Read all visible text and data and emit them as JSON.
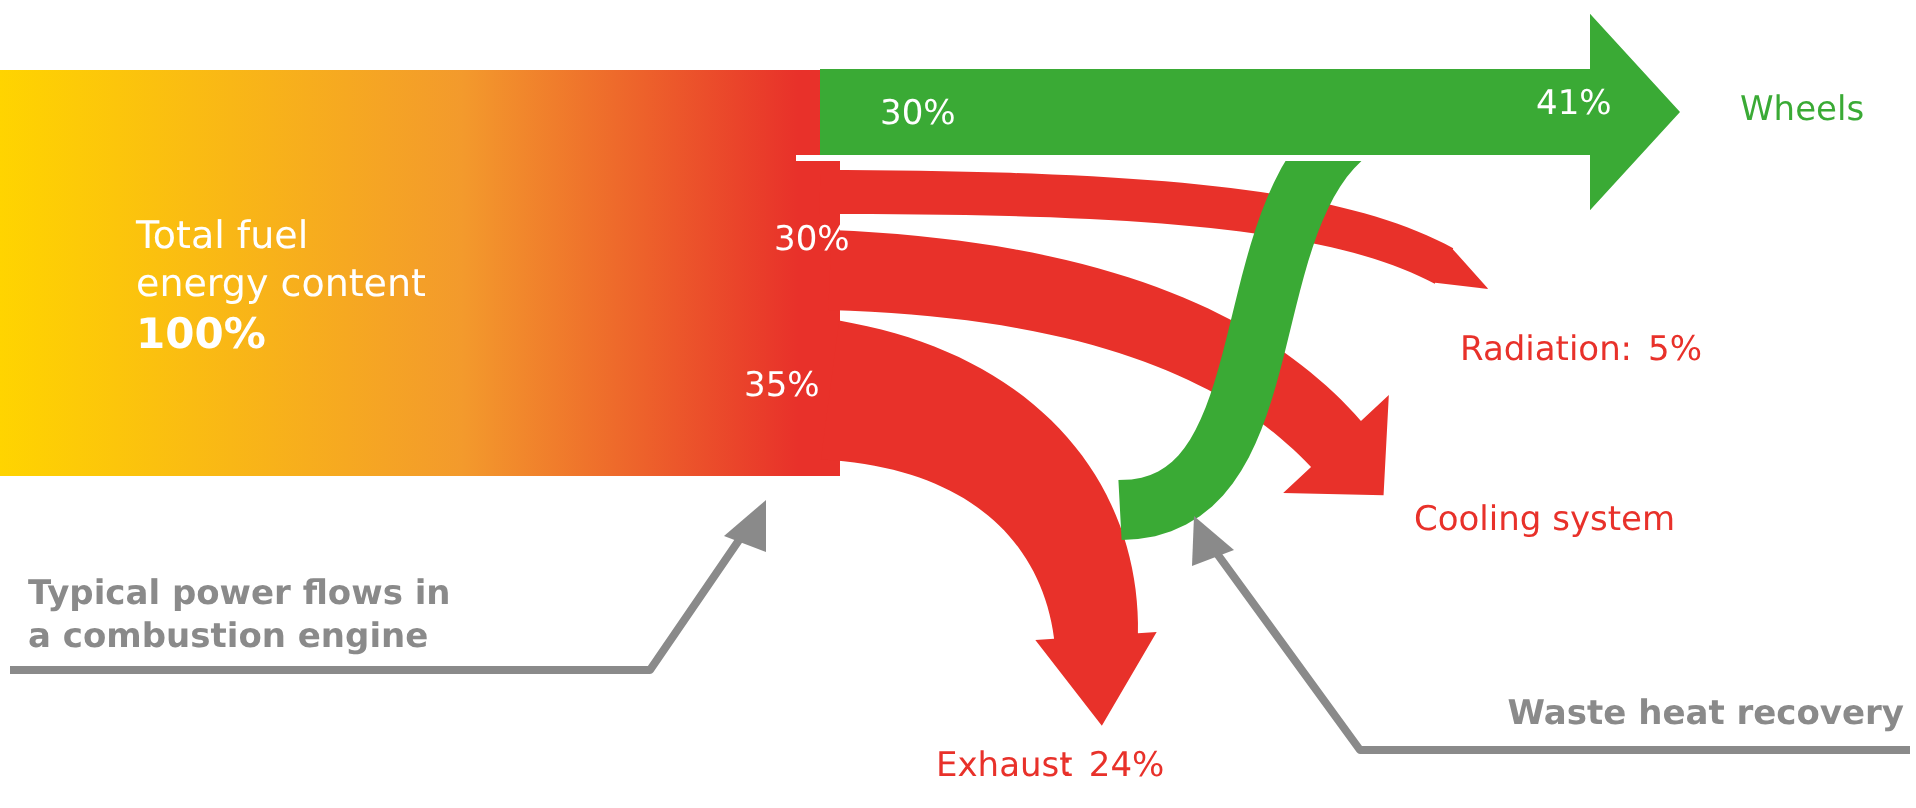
{
  "chart_data": {
    "type": "other",
    "categories": [
      "Wheels",
      "Radiation",
      "Cooling system",
      "Exhaust"
    ],
    "values": [
      41,
      5,
      null,
      24
    ],
    "value_labels": [
      "41%",
      "5%",
      null,
      "24%"
    ],
    "colors": [
      "#3aaa35",
      "#e8312a",
      "#e8312a",
      "#e8312a"
    ],
    "annotations": [
      "Total fuel energy content",
      "100%",
      "30%",
      "30%",
      "35%",
      "Typical power flows in a combustion engine",
      "Waste heat recovery",
      ":",
      ":"
    ]
  }
}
-----
- AIM -
Each record above should come back exactly the same, only without its pictures.

- ANSWER TO THE EXERCISE -
Read all visible text and data and emit them as JSON.
{
  "chart_data": {
    "type": "other",
    "categories": [
      "Wheels",
      "Radiation",
      "Cooling system",
      "Exhaust"
    ],
    "values": [
      41,
      5,
      null,
      24
    ],
    "value_labels": [
      "41%",
      "5%",
      null,
      "24%"
    ],
    "colors": [
      "#3aaa35",
      "#e8312a",
      "#e8312a",
      "#e8312a"
    ],
    "annotations": [
      "Total fuel energy content",
      "100%",
      "30%",
      "30%",
      "35%",
      "Typical power flows in a combustion engine",
      "Waste heat recovery",
      ":",
      ":"
    ]
  }
}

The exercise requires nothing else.